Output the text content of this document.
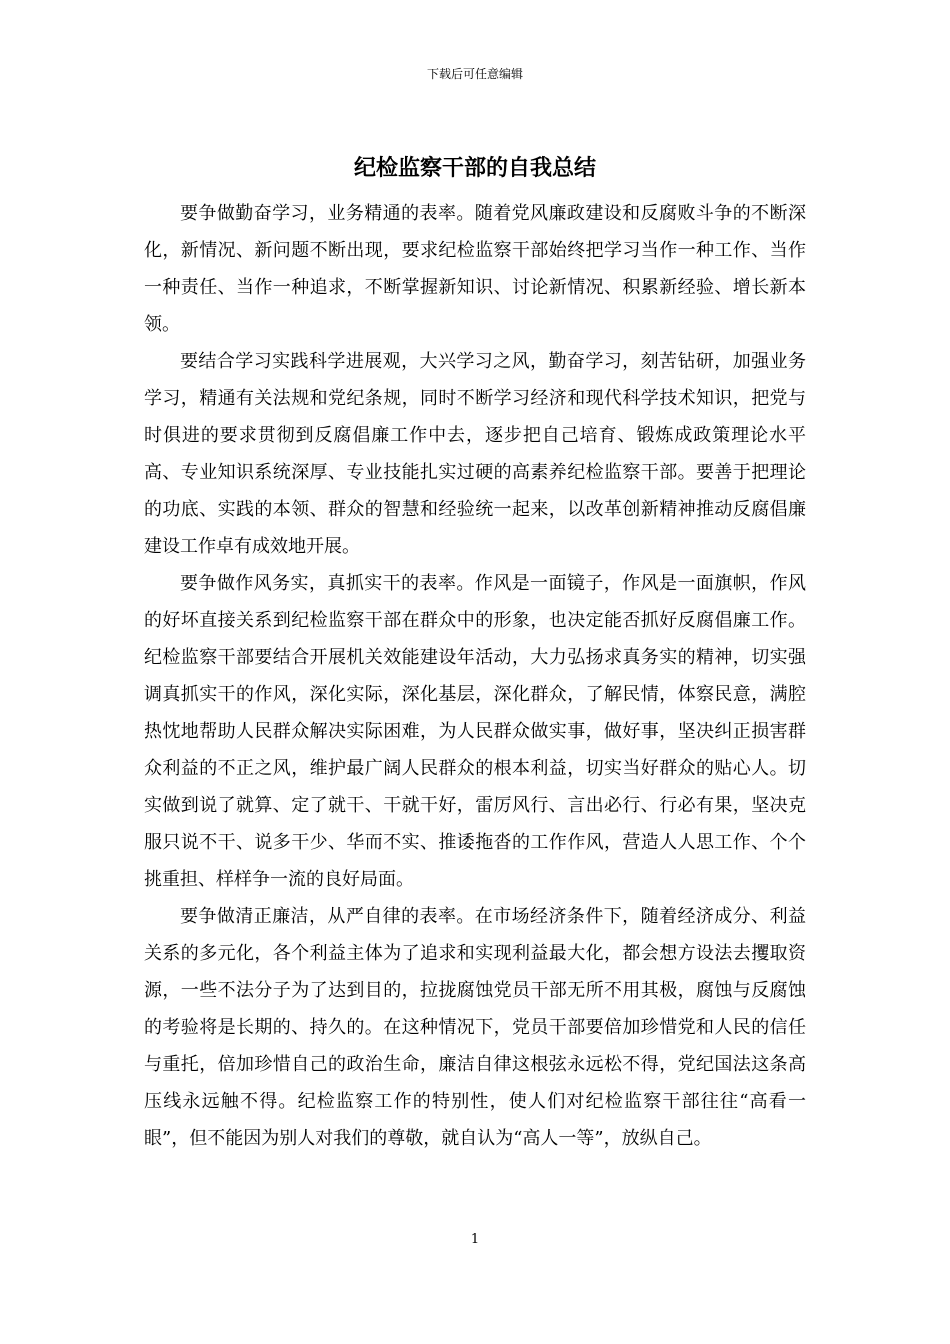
下载后可任意编辑
纪检监察干部的自我总结

要争做勤奋学习，业务精通的表率。随着党风廉政建设和反腐败斗争的不断深化，新情况、新问题不断出现，要求纪检监察干部始终把学习当作一种工作、当作一种责任、当作一种追求，不断掌握新知识、讨论新情况、积累新经验、增长新本领。

要结合学习实践科学进展观，大兴学习之风，勤奋学习，刻苦钻研，加强业务学习，精通有关法规和党纪条规，同时不断学习经济和现代科学技术知识，把党与时俱进的要求贯彻到反腐倡廉工作中去，逐步把自己培育、锻炼成政策理论水平高、专业知识系统深厚、专业技能扎实过硬的高素养纪检监察干部。要善于把理论的功底、实践的本领、群众的智慧和经验统一起来，以改革创新精神推动反腐倡廉建设工作卓有成效地开展。

要争做作风务实，真抓实干的表率。作风是一面镜子，作风是一面旗帜，作风的好坏直接关系到纪检监察干部在群众中的形象，也决定能否抓好反腐倡廉工作。纪检监察干部要结合开展机关效能建设年活动，大力弘扬求真务实的精神，切实强调真抓实干的作风，深化实际，深化基层，深化群众，了解民情，体察民意，满腔热忱地帮助人民群众解决实际困难，为人民群众做实事，做好事，坚决纠正损害群众利益的不正之风，维护最广阔人民群众的根本利益，切实当好群众的贴心人。切实做到说了就算、定了就干、干就干好，雷厉风行、言出必行、行必有果，坚决克服只说不干、说多干少、华而不实、推诿拖沓的工作作风，营造人人思工作、个个挑重担、样样争一流的良好局面。

要争做清正廉洁，从严自律的表率。在市场经济条件下，随着经济成分、利益关系的多元化，各个利益主体为了追求和实现利益最大化，都会想方设法去攫取资源，一些不法分子为了达到目的，拉拢腐蚀党员干部无所不用其极，腐蚀与反腐蚀的考验将是长期的、持久的。在这种情况下，党员干部要倍加珍惜党和人民的信任与重托，倍加珍惜自己的政治生命，廉洁自律这根弦永远松不得，党纪国法这条高压线永远触不得。纪检监察工作的特别性，使人们对纪检监察干部往往“高看一眼”，但不能因为别人对我们的尊敬，就自认为“高人一等”，放纵自己。

1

::::::::

• _Requirements_: Extract every line of the data exactly; pictures stay out.

• _Complete answer_:
Output the text content of this document.
下载后可任意编辑
纪检监察干部的自我总结

要争做勤奋学习，业务精通的表率。随着党风廉政建设和反腐败斗争的不断深化，新情况、新问题不断出现，要求纪检监察干部始终把学习当作一种工作、当作一种责任、当作一种追求，不断掌握新知识、讨论新情况、积累新经验、增长新本领。

要结合学习实践科学进展观，大兴学习之风，勤奋学习，刻苦钻研，加强业务学习，精通有关法规和党纪条规，同时不断学习经济和现代科学技术知识，把党与时俱进的要求贯彻到反腐倡廉工作中去，逐步把自己培育、锻炼成政策理论水平高、专业知识系统深厚、专业技能扎实过硬的高素养纪检监察干部。要善于把理论的功底、实践的本领、群众的智慧和经验统一起来，以改革创新精神推动反腐倡廉建设工作卓有成效地开展。

要争做作风务实，真抓实干的表率。作风是一面镜子，作风是一面旗帜，作风的好坏直接关系到纪检监察干部在群众中的形象，也决定能否抓好反腐倡廉工作。纪检监察干部要结合开展机关效能建设年活动，大力弘扬求真务实的精神，切实强调真抓实干的作风，深化实际，深化基层，深化群众，了解民情，体察民意，满腔热忱地帮助人民群众解决实际困难，为人民群众做实事，做好事，坚决纠正损害群众利益的不正之风，维护最广阔人民群众的根本利益，切实当好群众的贴心人。切实做到说了就算、定了就干、干就干好，雷厉风行、言出必行、行必有果，坚决克服只说不干、说多干少、华而不实、推诿拖沓的工作作风，营造人人思工作、个个挑重担、样样争一流的良好局面。

要争做清正廉洁，从严自律的表率。在市场经济条件下，随着经济成分、利益关系的多元化，各个利益主体为了追求和实现利益最大化，都会想方设法去攫取资源，一些不法分子为了达到目的，拉拢腐蚀党员干部无所不用其极，腐蚀与反腐蚀的考验将是长期的、持久的。在这种情况下，党员干部要倍加珍惜党和人民的信任与重托，倍加珍惜自己的政治生命，廉洁自律这根弦永远松不得，党纪国法这条高压线永远触不得。纪检监察工作的特别性，使人们对纪检监察干部往往“高看一眼”，但不能因为别人对我们的尊敬，就自认为“高人一等”，放纵自己。

1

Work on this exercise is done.